* [AVAILABLE DATA]
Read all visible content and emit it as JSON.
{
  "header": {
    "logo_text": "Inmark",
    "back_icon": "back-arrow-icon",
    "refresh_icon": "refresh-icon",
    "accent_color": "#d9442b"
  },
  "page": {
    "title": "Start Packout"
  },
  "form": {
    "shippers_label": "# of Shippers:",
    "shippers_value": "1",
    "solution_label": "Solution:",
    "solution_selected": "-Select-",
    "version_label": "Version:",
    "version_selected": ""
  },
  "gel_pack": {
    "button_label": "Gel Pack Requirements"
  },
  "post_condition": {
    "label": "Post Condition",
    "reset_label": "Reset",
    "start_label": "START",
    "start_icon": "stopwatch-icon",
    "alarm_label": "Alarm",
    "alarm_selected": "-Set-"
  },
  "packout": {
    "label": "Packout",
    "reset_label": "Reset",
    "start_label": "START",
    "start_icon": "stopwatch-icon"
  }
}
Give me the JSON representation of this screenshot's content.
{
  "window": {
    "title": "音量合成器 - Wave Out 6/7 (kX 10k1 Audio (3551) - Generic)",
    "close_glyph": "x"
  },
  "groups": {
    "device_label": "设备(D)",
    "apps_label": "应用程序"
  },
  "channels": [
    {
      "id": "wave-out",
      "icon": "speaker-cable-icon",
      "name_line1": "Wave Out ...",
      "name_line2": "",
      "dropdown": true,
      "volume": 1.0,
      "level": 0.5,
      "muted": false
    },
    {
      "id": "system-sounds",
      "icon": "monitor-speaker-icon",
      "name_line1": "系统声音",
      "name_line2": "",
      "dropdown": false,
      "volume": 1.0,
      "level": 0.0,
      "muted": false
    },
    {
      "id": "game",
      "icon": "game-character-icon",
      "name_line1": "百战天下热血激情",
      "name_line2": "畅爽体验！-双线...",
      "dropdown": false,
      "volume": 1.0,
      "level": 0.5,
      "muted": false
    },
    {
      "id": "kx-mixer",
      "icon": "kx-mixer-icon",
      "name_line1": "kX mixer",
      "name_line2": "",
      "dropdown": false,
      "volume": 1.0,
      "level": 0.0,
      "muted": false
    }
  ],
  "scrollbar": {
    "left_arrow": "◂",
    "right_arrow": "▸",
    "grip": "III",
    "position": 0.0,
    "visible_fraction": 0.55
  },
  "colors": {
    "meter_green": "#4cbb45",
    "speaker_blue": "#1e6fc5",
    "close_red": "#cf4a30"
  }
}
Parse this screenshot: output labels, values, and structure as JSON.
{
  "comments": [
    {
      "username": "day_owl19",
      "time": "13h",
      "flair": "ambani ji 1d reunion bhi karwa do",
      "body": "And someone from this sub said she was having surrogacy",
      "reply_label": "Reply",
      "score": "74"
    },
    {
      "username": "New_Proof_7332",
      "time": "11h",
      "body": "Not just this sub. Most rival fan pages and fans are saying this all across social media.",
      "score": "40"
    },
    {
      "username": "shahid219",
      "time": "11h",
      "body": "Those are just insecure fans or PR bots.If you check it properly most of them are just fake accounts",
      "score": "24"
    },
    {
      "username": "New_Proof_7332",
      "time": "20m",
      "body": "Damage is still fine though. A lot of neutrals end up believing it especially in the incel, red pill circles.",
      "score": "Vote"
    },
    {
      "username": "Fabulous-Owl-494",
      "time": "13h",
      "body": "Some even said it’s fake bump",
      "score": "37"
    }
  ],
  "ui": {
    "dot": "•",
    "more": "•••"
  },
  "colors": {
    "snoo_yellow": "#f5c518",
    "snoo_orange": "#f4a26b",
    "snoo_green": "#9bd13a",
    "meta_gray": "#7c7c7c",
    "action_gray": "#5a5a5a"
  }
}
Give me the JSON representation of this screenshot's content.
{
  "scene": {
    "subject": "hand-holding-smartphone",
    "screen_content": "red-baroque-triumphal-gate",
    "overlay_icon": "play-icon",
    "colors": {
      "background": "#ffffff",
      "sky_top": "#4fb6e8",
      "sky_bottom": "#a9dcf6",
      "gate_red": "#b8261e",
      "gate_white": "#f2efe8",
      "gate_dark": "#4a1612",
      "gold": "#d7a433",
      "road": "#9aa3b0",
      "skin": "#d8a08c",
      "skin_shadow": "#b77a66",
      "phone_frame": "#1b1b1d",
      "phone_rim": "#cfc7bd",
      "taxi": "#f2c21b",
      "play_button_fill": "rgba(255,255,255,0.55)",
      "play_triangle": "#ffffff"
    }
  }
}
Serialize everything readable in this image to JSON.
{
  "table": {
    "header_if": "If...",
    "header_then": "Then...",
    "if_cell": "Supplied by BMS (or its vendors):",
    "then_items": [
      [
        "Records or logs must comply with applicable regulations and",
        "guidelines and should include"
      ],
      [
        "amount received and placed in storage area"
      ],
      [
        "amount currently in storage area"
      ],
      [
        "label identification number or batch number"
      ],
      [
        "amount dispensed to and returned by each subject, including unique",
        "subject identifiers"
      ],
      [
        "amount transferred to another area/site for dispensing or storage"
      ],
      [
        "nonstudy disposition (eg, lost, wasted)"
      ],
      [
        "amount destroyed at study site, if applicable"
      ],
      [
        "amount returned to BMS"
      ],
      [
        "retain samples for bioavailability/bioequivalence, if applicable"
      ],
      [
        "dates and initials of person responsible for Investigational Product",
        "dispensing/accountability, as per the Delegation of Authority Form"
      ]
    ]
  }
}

* [TASK PROMPT] Using the entries above, please restate each one word for word.

* [RESPONSE TO THE EXERCISE]
Read all visible content and emit it as JSON.
{
  "header": {
    "logo_text": "Inmark",
    "back_icon": "back-arrow-icon",
    "refresh_icon": "refresh-icon",
    "accent_color": "#d9442b"
  },
  "page": {
    "title": "Start Packout"
  },
  "form": {
    "shippers_label": "# of Shippers:",
    "shippers_value": "1",
    "solution_label": "Solution:",
    "solution_selected": "-Select-",
    "version_label": "Version:",
    "version_selected": ""
  },
  "gel_pack": {
    "button_label": "Gel Pack Requirements"
  },
  "post_condition": {
    "label": "Post Condition",
    "reset_label": "Reset",
    "start_label": "START",
    "start_icon": "stopwatch-icon",
    "alarm_label": "Alarm",
    "alarm_selected": "-Set-"
  },
  "packout": {
    "label": "Packout",
    "reset_label": "Reset",
    "start_label": "START",
    "start_icon": "stopwatch-icon"
  }
}
Give me the JSON representation of this screenshot's content.
{
  "window": {
    "title": "音量合成器 - Wave Out 6/7 (kX 10k1 Audio (3551) - Generic)",
    "close_glyph": "x"
  },
  "groups": {
    "device_label": "设备(D)",
    "apps_label": "应用程序"
  },
  "channels": [
    {
      "id": "wave-out",
      "icon": "speaker-cable-icon",
      "name_line1": "Wave Out ...",
      "name_line2": "",
      "dropdown": true,
      "volume": 1.0,
      "level": 0.5,
      "muted": false
    },
    {
      "id": "system-sounds",
      "icon": "monitor-speaker-icon",
      "name_line1": "系统声音",
      "name_line2": "",
      "dropdown": false,
      "volume": 1.0,
      "level": 0.0,
      "muted": false
    },
    {
      "id": "game",
      "icon": "game-character-icon",
      "name_line1": "百战天下热血激情",
      "name_line2": "畅爽体验！-双线...",
      "dropdown": false,
      "volume": 1.0,
      "level": 0.5,
      "muted": false
    },
    {
      "id": "kx-mixer",
      "icon": "kx-mixer-icon",
      "name_line1": "kX mixer",
      "name_line2": "",
      "dropdown": false,
      "volume": 1.0,
      "level": 0.0,
      "muted": false
    }
  ],
  "scrollbar": {
    "left_arrow": "◂",
    "right_arrow": "▸",
    "grip": "III",
    "position": 0.0,
    "visible_fraction": 0.55
  },
  "colors": {
    "meter_green": "#4cbb45",
    "speaker_blue": "#1e6fc5",
    "close_red": "#cf4a30"
  }
}
Parse this screenshot: output labels, values, and structure as JSON.
{
  "comments": [
    {
      "username": "day_owl19",
      "time": "13h",
      "flair": "ambani ji 1d reunion bhi karwa do",
      "body": "And someone from this sub said she was having surrogacy",
      "reply_label": "Reply",
      "score": "74"
    },
    {
      "username": "New_Proof_7332",
      "time": "11h",
      "body": "Not just this sub. Most rival fan pages and fans are saying this all across social media.",
      "score": "40"
    },
    {
      "username": "shahid219",
      "time": "11h",
      "body": "Those are just insecure fans or PR bots.If you check it properly most of them are just fake accounts",
      "score": "24"
    },
    {
      "username": "New_Proof_7332",
      "time": "20m",
      "body": "Damage is still fine though. A lot of neutrals end up believing it especially in the incel, red pill circles.",
      "score": "Vote"
    },
    {
      "username": "Fabulous-Owl-494",
      "time": "13h",
      "body": "Some even said it’s fake bump",
      "score": "37"
    }
  ],
  "ui": {
    "dot": "•",
    "more": "•••"
  },
  "colors": {
    "snoo_yellow": "#f5c518",
    "snoo_orange": "#f4a26b",
    "snoo_green": "#9bd13a",
    "meta_gray": "#7c7c7c",
    "action_gray": "#5a5a5a"
  }
}
Give me the JSON representation of this screenshot's content.
{
  "scene": {
    "subject": "hand-holding-smartphone",
    "screen_content": "red-baroque-triumphal-gate",
    "overlay_icon": "play-icon",
    "colors": {
      "background": "#ffffff",
      "sky_top": "#4fb6e8",
      "sky_bottom": "#a9dcf6",
      "gate_red": "#b8261e",
      "gate_white": "#f2efe8",
      "gate_dark": "#4a1612",
      "gold": "#d7a433",
      "road": "#9aa3b0",
      "skin": "#d8a08c",
      "skin_shadow": "#b77a66",
      "phone_frame": "#1b1b1d",
      "phone_rim": "#cfc7bd",
      "taxi": "#f2c21b",
      "play_button_fill": "rgba(255,255,255,0.55)",
      "play_triangle": "#ffffff"
    }
  }
}
Serialize everything readable in this image to JSON.
{
  "table": {
    "header_if": "If...",
    "header_then": "Then...",
    "if_cell": "Supplied by BMS (or its vendors):",
    "then_items": [
      [
        "Records or logs must comply with applicable regulations and",
        "guidelines and should include"
      ],
      [
        "amount received and placed in storage area"
      ],
      [
        "amount currently in storage area"
      ],
      [
        "label identification number or batch number"
      ],
      [
        "amount dispensed to and returned by each subject, including unique",
        "subject identifiers"
      ],
      [
        "amount transferred to another area/site for dispensing or storage"
      ],
      [
        "nonstudy disposition (eg, lost, wasted)"
      ],
      [
        "amount destroyed at study site, if applicable"
      ],
      [
        "amount returned to BMS"
      ],
      [
        "retain samples for bioavailability/bioequivalence, if applicable"
      ],
      [
        "dates and initials of person responsible for Investigational Product",
        "dispensing/accountability, as per the Delegation of Authority Form"
      ]
    ]
  }
}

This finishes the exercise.